Problem description →
Gather every line from the entries below that includes "title".

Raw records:
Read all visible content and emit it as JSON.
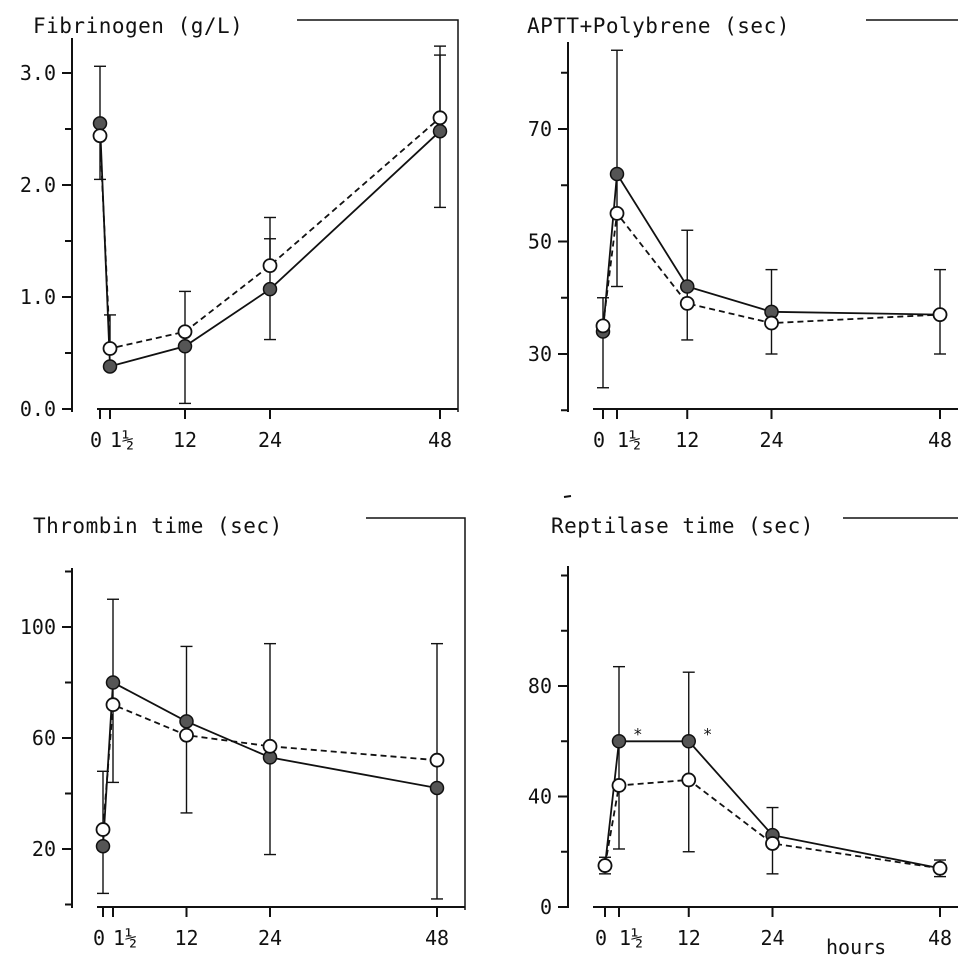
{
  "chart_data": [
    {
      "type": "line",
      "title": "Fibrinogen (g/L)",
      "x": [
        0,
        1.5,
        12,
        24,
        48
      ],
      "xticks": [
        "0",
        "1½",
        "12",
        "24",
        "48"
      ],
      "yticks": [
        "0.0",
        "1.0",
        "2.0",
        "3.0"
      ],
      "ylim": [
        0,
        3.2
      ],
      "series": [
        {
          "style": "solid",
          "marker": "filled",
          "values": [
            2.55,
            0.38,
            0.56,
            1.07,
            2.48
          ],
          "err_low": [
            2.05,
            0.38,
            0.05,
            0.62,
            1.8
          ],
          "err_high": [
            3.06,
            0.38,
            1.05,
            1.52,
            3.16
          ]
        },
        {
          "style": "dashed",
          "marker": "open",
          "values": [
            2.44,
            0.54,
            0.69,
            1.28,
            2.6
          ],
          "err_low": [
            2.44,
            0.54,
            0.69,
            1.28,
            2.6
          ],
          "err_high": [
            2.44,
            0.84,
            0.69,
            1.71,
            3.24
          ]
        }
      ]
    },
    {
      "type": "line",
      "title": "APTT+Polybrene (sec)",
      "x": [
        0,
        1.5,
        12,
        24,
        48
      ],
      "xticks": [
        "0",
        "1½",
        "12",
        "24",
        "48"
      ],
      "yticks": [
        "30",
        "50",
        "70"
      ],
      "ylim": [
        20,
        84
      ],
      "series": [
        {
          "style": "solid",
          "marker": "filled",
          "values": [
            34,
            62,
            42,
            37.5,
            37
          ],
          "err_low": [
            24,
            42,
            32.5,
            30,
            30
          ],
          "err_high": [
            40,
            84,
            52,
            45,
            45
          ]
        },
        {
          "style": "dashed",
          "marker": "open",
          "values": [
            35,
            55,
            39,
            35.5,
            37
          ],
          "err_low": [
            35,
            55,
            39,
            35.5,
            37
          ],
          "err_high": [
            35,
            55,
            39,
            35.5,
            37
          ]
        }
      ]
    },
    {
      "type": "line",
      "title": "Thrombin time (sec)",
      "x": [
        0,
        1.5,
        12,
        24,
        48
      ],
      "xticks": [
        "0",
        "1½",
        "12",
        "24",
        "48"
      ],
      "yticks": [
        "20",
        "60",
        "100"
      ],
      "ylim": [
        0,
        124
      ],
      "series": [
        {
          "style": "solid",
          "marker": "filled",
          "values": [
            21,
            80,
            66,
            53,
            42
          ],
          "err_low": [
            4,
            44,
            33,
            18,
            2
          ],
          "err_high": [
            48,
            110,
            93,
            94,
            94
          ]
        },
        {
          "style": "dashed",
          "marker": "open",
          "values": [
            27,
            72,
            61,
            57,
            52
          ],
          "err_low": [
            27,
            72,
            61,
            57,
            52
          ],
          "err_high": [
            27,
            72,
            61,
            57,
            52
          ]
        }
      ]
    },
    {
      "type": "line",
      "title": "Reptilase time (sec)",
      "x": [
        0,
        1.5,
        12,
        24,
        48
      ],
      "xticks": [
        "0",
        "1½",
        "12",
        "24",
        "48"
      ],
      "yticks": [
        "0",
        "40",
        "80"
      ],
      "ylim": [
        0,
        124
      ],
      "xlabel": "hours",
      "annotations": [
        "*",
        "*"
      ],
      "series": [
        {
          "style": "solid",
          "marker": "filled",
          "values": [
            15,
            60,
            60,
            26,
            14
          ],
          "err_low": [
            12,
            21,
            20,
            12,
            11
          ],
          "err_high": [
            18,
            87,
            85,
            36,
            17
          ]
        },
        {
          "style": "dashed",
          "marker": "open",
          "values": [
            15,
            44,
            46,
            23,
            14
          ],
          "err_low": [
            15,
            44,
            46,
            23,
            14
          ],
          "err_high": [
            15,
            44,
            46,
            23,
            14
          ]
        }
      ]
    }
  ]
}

---

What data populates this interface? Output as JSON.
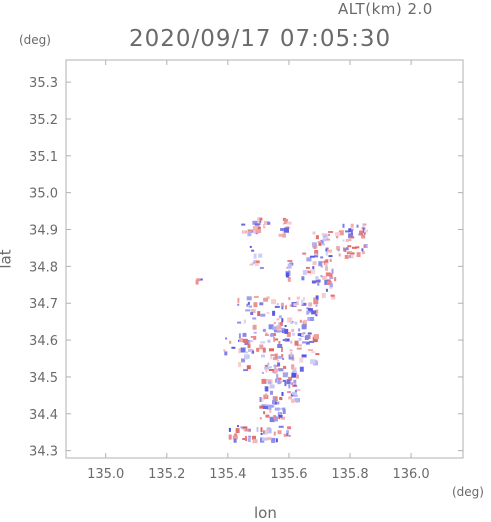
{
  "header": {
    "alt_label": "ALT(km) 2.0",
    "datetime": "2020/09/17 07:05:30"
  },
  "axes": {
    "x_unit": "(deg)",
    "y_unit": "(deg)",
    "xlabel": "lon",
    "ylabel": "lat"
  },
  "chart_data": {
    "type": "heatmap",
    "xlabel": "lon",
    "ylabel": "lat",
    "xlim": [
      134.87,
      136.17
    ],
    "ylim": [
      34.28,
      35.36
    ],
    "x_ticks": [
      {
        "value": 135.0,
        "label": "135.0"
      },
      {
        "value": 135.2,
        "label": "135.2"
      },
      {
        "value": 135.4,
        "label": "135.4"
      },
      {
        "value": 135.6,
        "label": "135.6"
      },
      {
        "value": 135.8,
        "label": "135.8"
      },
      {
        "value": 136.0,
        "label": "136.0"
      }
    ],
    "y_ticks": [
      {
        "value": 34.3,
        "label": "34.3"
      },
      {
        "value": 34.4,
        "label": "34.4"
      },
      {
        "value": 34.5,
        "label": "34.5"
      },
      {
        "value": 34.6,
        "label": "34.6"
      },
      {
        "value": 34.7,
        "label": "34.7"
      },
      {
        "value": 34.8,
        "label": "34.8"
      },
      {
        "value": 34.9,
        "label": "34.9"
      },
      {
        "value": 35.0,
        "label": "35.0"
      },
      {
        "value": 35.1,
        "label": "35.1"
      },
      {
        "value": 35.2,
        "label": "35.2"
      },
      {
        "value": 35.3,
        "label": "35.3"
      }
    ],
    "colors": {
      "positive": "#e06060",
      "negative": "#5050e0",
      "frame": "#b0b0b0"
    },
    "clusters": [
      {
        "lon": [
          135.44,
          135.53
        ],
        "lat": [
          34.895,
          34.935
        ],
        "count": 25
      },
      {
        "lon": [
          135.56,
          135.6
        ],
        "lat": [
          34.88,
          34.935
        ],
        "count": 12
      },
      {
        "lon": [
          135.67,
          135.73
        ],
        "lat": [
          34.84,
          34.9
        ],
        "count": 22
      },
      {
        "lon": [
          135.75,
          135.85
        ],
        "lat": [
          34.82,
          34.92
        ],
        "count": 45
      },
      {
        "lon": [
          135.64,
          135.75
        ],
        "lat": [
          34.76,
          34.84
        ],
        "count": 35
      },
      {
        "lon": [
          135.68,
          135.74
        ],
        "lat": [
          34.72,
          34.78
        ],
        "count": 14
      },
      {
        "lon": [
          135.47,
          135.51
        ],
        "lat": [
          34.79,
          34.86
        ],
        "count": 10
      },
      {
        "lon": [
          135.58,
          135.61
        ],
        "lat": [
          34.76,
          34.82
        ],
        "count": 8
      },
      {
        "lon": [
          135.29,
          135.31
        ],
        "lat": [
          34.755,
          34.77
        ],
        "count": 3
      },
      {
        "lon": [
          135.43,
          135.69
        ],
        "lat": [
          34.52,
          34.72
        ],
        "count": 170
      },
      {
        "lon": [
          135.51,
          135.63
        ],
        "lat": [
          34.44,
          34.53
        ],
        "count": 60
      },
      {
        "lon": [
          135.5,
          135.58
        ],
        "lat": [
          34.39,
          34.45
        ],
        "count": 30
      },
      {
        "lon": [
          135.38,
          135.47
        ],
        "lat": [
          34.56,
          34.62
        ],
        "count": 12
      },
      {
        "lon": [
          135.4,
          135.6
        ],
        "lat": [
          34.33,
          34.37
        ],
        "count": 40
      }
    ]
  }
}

...

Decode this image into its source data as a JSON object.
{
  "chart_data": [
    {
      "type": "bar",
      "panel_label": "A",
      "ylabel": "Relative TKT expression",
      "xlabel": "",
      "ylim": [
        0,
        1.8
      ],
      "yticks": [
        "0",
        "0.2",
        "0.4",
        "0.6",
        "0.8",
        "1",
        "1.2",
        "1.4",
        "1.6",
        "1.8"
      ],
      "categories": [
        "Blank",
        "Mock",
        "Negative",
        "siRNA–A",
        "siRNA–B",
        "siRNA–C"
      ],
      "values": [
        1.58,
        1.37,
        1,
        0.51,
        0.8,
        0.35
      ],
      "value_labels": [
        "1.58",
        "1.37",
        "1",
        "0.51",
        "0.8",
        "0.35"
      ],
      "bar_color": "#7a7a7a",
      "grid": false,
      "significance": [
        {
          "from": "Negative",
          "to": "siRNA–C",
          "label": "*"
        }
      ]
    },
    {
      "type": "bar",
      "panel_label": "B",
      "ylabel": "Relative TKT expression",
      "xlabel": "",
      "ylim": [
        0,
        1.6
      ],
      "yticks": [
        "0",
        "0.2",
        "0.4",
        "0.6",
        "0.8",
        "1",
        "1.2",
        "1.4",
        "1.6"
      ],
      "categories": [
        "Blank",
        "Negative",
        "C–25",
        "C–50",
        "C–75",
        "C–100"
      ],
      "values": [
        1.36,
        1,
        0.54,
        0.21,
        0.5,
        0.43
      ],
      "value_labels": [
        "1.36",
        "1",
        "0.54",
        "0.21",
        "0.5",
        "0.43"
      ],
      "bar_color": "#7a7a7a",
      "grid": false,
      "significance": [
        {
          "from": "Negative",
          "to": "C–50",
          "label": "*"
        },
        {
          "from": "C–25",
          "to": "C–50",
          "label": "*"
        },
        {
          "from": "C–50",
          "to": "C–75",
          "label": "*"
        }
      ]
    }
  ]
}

Expected answer →
      "title": "Fibrinogen (g/L)",
      "title": "APTT+Polybrene (sec)",
      "title": "Thrombin time (sec)",
      "title": "Reptilase time (sec)",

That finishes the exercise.